# [EXERCISE]
Below is a listing; copy all of it exactly.

(Figure collection entries)
===

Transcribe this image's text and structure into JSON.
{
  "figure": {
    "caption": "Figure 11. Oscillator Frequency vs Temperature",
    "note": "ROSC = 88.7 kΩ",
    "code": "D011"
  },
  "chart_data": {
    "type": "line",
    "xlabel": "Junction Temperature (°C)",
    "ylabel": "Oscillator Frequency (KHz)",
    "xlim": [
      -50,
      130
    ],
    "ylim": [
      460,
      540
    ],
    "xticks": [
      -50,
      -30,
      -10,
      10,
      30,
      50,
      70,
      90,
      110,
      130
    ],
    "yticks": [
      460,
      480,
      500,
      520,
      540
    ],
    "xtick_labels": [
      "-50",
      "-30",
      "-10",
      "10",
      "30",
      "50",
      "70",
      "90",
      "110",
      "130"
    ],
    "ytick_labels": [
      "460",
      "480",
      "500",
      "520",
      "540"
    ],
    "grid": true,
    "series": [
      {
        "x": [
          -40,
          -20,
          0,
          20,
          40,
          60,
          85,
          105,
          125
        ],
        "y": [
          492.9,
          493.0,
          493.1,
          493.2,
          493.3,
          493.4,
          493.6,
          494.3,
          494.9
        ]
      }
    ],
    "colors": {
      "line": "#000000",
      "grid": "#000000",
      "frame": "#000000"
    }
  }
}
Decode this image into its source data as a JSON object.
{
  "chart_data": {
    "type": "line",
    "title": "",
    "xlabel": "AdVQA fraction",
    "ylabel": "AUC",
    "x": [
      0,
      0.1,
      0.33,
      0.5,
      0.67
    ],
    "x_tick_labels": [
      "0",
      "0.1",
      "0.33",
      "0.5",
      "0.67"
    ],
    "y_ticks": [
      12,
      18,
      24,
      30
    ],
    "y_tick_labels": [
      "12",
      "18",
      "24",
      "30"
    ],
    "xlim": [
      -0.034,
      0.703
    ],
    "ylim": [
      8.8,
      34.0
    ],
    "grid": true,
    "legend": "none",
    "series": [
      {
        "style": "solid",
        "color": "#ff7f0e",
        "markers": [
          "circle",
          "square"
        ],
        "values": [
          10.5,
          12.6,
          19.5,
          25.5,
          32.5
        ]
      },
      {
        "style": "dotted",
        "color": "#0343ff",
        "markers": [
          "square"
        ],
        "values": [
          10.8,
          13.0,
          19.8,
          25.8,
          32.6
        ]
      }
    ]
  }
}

===

# [ANSWER TO THIS TASK]
Transcribe this image's text and structure into JSON.
{
  "figure": {
    "caption": "Figure 11. Oscillator Frequency vs Temperature",
    "note": "ROSC = 88.7 kΩ",
    "code": "D011"
  },
  "chart_data": {
    "type": "line",
    "xlabel": "Junction Temperature (°C)",
    "ylabel": "Oscillator Frequency (KHz)",
    "xlim": [
      -50,
      130
    ],
    "ylim": [
      460,
      540
    ],
    "xticks": [
      -50,
      -30,
      -10,
      10,
      30,
      50,
      70,
      90,
      110,
      130
    ],
    "yticks": [
      460,
      480,
      500,
      520,
      540
    ],
    "xtick_labels": [
      "-50",
      "-30",
      "-10",
      "10",
      "30",
      "50",
      "70",
      "90",
      "110",
      "130"
    ],
    "ytick_labels": [
      "460",
      "480",
      "500",
      "520",
      "540"
    ],
    "grid": true,
    "series": [
      {
        "x": [
          -40,
          -20,
          0,
          20,
          40,
          60,
          85,
          105,
          125
        ],
        "y": [
          492.9,
          493.0,
          493.1,
          493.2,
          493.3,
          493.4,
          493.6,
          494.3,
          494.9
        ]
      }
    ],
    "colors": {
      "line": "#000000",
      "grid": "#000000",
      "frame": "#000000"
    }
  }
}
Decode this image into its source data as a JSON object.
{
  "chart_data": {
    "type": "line",
    "title": "",
    "xlabel": "AdVQA fraction",
    "ylabel": "AUC",
    "x": [
      0,
      0.1,
      0.33,
      0.5,
      0.67
    ],
    "x_tick_labels": [
      "0",
      "0.1",
      "0.33",
      "0.5",
      "0.67"
    ],
    "y_ticks": [
      12,
      18,
      24,
      30
    ],
    "y_tick_labels": [
      "12",
      "18",
      "24",
      "30"
    ],
    "xlim": [
      -0.034,
      0.703
    ],
    "ylim": [
      8.8,
      34.0
    ],
    "grid": true,
    "legend": "none",
    "series": [
      {
        "style": "solid",
        "color": "#ff7f0e",
        "markers": [
          "circle",
          "square"
        ],
        "values": [
          10.5,
          12.6,
          19.5,
          25.5,
          32.5
        ]
      },
      {
        "style": "dotted",
        "color": "#0343ff",
        "markers": [
          "square"
        ],
        "values": [
          10.8,
          13.0,
          19.8,
          25.8,
          32.6
        ]
      }
    ]
  }
}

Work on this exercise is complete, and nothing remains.